* Begin *
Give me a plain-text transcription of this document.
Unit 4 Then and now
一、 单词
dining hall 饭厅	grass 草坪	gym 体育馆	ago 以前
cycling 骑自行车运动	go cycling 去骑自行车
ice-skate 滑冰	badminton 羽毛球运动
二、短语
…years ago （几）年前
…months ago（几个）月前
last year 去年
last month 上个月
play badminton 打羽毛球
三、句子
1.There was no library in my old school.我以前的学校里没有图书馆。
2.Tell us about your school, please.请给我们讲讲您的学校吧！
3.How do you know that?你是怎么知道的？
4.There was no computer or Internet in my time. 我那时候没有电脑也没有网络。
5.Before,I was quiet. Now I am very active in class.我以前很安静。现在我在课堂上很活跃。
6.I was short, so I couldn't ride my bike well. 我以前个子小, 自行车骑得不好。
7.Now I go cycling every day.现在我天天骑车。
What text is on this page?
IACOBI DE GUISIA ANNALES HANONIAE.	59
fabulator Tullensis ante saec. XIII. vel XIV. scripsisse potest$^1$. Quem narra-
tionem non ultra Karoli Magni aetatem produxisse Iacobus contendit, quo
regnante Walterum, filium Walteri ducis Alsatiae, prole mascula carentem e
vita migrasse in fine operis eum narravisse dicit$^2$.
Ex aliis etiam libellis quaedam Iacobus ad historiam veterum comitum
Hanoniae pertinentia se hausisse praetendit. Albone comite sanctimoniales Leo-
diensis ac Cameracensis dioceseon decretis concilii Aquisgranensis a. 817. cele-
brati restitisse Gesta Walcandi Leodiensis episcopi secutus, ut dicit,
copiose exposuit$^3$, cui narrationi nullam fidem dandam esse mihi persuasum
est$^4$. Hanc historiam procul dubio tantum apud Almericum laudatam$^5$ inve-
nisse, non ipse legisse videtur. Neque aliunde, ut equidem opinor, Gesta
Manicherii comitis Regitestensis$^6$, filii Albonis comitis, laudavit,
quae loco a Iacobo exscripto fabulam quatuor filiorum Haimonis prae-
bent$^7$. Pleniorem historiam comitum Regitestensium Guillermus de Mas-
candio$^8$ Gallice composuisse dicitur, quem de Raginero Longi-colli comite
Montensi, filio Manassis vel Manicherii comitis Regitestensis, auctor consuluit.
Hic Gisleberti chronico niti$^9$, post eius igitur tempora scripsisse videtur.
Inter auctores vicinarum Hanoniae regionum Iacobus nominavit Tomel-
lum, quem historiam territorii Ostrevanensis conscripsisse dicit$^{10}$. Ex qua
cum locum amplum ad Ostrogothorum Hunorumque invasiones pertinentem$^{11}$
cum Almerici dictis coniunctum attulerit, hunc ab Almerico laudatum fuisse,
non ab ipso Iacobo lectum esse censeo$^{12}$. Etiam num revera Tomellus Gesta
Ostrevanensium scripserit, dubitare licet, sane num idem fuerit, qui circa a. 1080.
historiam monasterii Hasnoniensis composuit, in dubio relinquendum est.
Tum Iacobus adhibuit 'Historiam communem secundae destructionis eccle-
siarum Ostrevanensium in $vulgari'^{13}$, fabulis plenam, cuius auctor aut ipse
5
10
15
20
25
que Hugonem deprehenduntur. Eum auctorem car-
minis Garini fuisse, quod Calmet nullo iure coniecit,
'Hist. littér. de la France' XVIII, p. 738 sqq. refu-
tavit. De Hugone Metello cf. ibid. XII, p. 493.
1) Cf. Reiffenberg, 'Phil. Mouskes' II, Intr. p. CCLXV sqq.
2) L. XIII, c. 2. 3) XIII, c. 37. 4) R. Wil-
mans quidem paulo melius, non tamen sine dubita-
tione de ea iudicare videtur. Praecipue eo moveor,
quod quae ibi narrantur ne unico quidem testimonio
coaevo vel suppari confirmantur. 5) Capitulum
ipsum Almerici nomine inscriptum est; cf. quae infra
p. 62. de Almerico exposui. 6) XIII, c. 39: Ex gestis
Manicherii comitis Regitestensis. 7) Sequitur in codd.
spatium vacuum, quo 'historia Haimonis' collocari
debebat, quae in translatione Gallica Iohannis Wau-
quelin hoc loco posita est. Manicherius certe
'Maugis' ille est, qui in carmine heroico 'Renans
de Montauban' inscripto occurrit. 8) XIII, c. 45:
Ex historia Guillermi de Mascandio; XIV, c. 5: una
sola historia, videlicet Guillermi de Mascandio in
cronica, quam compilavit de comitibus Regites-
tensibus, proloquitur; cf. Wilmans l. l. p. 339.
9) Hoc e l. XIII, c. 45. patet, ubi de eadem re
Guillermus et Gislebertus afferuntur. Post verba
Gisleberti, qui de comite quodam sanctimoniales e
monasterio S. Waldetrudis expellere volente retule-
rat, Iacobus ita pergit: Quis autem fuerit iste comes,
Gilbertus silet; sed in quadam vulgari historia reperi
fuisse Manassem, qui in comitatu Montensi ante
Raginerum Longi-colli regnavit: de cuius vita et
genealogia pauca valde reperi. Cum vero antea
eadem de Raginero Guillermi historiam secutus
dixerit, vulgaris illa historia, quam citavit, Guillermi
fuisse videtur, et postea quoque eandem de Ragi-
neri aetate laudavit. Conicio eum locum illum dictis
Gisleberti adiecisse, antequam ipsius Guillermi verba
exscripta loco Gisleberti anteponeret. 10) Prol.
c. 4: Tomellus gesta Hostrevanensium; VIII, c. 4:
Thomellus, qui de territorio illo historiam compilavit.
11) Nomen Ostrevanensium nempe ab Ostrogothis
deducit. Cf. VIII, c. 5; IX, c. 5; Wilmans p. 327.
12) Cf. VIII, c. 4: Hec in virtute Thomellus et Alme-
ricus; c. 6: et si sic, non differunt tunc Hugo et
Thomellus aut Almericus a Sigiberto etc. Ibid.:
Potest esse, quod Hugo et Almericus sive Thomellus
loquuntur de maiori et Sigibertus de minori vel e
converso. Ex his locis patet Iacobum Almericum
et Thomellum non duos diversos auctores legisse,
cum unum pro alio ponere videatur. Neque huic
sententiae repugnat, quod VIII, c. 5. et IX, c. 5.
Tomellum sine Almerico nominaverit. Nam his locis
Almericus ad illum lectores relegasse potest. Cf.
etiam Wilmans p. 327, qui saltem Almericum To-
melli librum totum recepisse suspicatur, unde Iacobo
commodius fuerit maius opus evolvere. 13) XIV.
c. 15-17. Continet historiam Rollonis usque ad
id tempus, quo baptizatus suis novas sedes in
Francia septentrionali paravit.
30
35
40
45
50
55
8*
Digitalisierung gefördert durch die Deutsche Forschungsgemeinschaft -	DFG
* End *
What you are asked to do:
Write the data back out verbatim.

Result of this task:
Give me a plain-text transcription of this document.
Unit 4 Then and now
一、 单词
dining hall 饭厅	grass 草坪	gym 体育馆	ago 以前
cycling 骑自行车运动	go cycling 去骑自行车
ice-skate 滑冰	badminton 羽毛球运动
二、短语
…years ago （几）年前
…months ago（几个）月前
last year 去年
last month 上个月
play badminton 打羽毛球
三、句子
1.There was no library in my old school.我以前的学校里没有图书馆。
2.Tell us about your school, please.请给我们讲讲您的学校吧！
3.How do you know that?你是怎么知道的？
4.There was no computer or Internet in my time. 我那时候没有电脑也没有网络。
5.Before,I was quiet. Now I am very active in class.我以前很安静。现在我在课堂上很活跃。
6.I was short, so I couldn't ride my bike well. 我以前个子小, 自行车骑得不好。
7.Now I go cycling every day.现在我天天骑车。
What text is on this page?
IACOBI DE GUISIA ANNALES HANONIAE.	59
fabulator Tullensis ante saec. XIII. vel XIV. scripsisse potest$^1$. Quem narra-
tionem non ultra Karoli Magni aetatem produxisse Iacobus contendit, quo
regnante Walterum, filium Walteri ducis Alsatiae, prole mascula carentem e
vita migrasse in fine operis eum narravisse dicit$^2$.
Ex aliis etiam libellis quaedam Iacobus ad historiam veterum comitum
Hanoniae pertinentia se hausisse praetendit. Albone comite sanctimoniales Leo-
diensis ac Cameracensis dioceseon decretis concilii Aquisgranensis a. 817. cele-
brati restitisse Gesta Walcandi Leodiensis episcopi secutus, ut dicit,
copiose exposuit$^3$, cui narrationi nullam fidem dandam esse mihi persuasum
est$^4$. Hanc historiam procul dubio tantum apud Almericum laudatam$^5$ inve-
nisse, non ipse legisse videtur. Neque aliunde, ut equidem opinor, Gesta
Manicherii comitis Regitestensis$^6$, filii Albonis comitis, laudavit,
quae loco a Iacobo exscripto fabulam quatuor filiorum Haimonis prae-
bent$^7$. Pleniorem historiam comitum Regitestensium Guillermus de Mas-
candio$^8$ Gallice composuisse dicitur, quem de Raginero Longi-colli comite
Montensi, filio Manassis vel Manicherii comitis Regitestensis, auctor consuluit.
Hic Gisleberti chronico niti$^9$, post eius igitur tempora scripsisse videtur.
Inter auctores vicinarum Hanoniae regionum Iacobus nominavit Tomel-
lum, quem historiam territorii Ostrevanensis conscripsisse dicit$^{10}$. Ex qua
cum locum amplum ad Ostrogothorum Hunorumque invasiones pertinentem$^{11}$
cum Almerici dictis coniunctum attulerit, hunc ab Almerico laudatum fuisse,
non ab ipso Iacobo lectum esse censeo$^{12}$. Etiam num revera Tomellus Gesta
Ostrevanensium scripserit, dubitare licet, sane num idem fuerit, qui circa a. 1080.
historiam monasterii Hasnoniensis composuit, in dubio relinquendum est.
Tum Iacobus adhibuit 'Historiam communem secundae destructionis eccle-
siarum Ostrevanensium in $vulgari'^{13}$, fabulis plenam, cuius auctor aut ipse
5
10
15
20
25
que Hugonem deprehenduntur. Eum auctorem car-
minis Garini fuisse, quod Calmet nullo iure coniecit,
'Hist. littér. de la France' XVIII, p. 738 sqq. refu-
tavit. De Hugone Metello cf. ibid. XII, p. 493.
1) Cf. Reiffenberg, 'Phil. Mouskes' II, Intr. p. CCLXV sqq.
2) L. XIII, c. 2. 3) XIII, c. 37. 4) R. Wil-
mans quidem paulo melius, non tamen sine dubita-
tione de ea iudicare videtur. Praecipue eo moveor,
quod quae ibi narrantur ne unico quidem testimonio
coaevo vel suppari confirmantur. 5) Capitulum
ipsum Almerici nomine inscriptum est; cf. quae infra
p. 62. de Almerico exposui. 6) XIII, c. 39: Ex gestis
Manicherii comitis Regitestensis. 7) Sequitur in codd.
spatium vacuum, quo 'historia Haimonis' collocari
debebat, quae in translatione Gallica Iohannis Wau-
quelin hoc loco posita est. Manicherius certe
'Maugis' ille est, qui in carmine heroico 'Renans
de Montauban' inscripto occurrit. 8) XIII, c. 45:
Ex historia Guillermi de Mascandio; XIV, c. 5: una
sola historia, videlicet Guillermi de Mascandio in
cronica, quam compilavit de comitibus Regites-
tensibus, proloquitur; cf. Wilmans l. l. p. 339.
9) Hoc e l. XIII, c. 45. patet, ubi de eadem re
Guillermus et Gislebertus afferuntur. Post verba
Gisleberti, qui de comite quodam sanctimoniales e
monasterio S. Waldetrudis expellere volente retule-
rat, Iacobus ita pergit: Quis autem fuerit iste comes,
Gilbertus silet; sed in quadam vulgari historia reperi
fuisse Manassem, qui in comitatu Montensi ante
Raginerum Longi-colli regnavit: de cuius vita et
genealogia pauca valde reperi. Cum vero antea
eadem de Raginero Guillermi historiam secutus
dixerit, vulgaris illa historia, quam citavit, Guillermi
fuisse videtur, et postea quoque eandem de Ragi-
neri aetate laudavit. Conicio eum locum illum dictis
Gisleberti adiecisse, antequam ipsius Guillermi verba
exscripta loco Gisleberti anteponeret. 10) Prol.
c. 4: Tomellus gesta Hostrevanensium; VIII, c. 4:
Thomellus, qui de territorio illo historiam compilavit.
11) Nomen Ostrevanensium nempe ab Ostrogothis
deducit. Cf. VIII, c. 5; IX, c. 5; Wilmans p. 327.
12) Cf. VIII, c. 4: Hec in virtute Thomellus et Alme-
ricus; c. 6: et si sic, non differunt tunc Hugo et
Thomellus aut Almericus a Sigiberto etc. Ibid.:
Potest esse, quod Hugo et Almericus sive Thomellus
loquuntur de maiori et Sigibertus de minori vel e
converso. Ex his locis patet Iacobum Almericum
et Thomellum non duos diversos auctores legisse,
cum unum pro alio ponere videatur. Neque huic
sententiae repugnat, quod VIII, c. 5. et IX, c. 5.
Tomellum sine Almerico nominaverit. Nam his locis
Almericus ad illum lectores relegasse potest. Cf.
etiam Wilmans p. 327, qui saltem Almericum To-
melli librum totum recepisse suspicatur, unde Iacobo
commodius fuerit maius opus evolvere. 13) XIV.
c. 15-17. Continet historiam Rollonis usque ad
id tempus, quo baptizatus suis novas sedes in
Francia septentrionali paravit.
30
35
40
45
50
55
8*
Digitalisierung gefördert durch die Deutsche Forschungsgemeinschaft -	DFG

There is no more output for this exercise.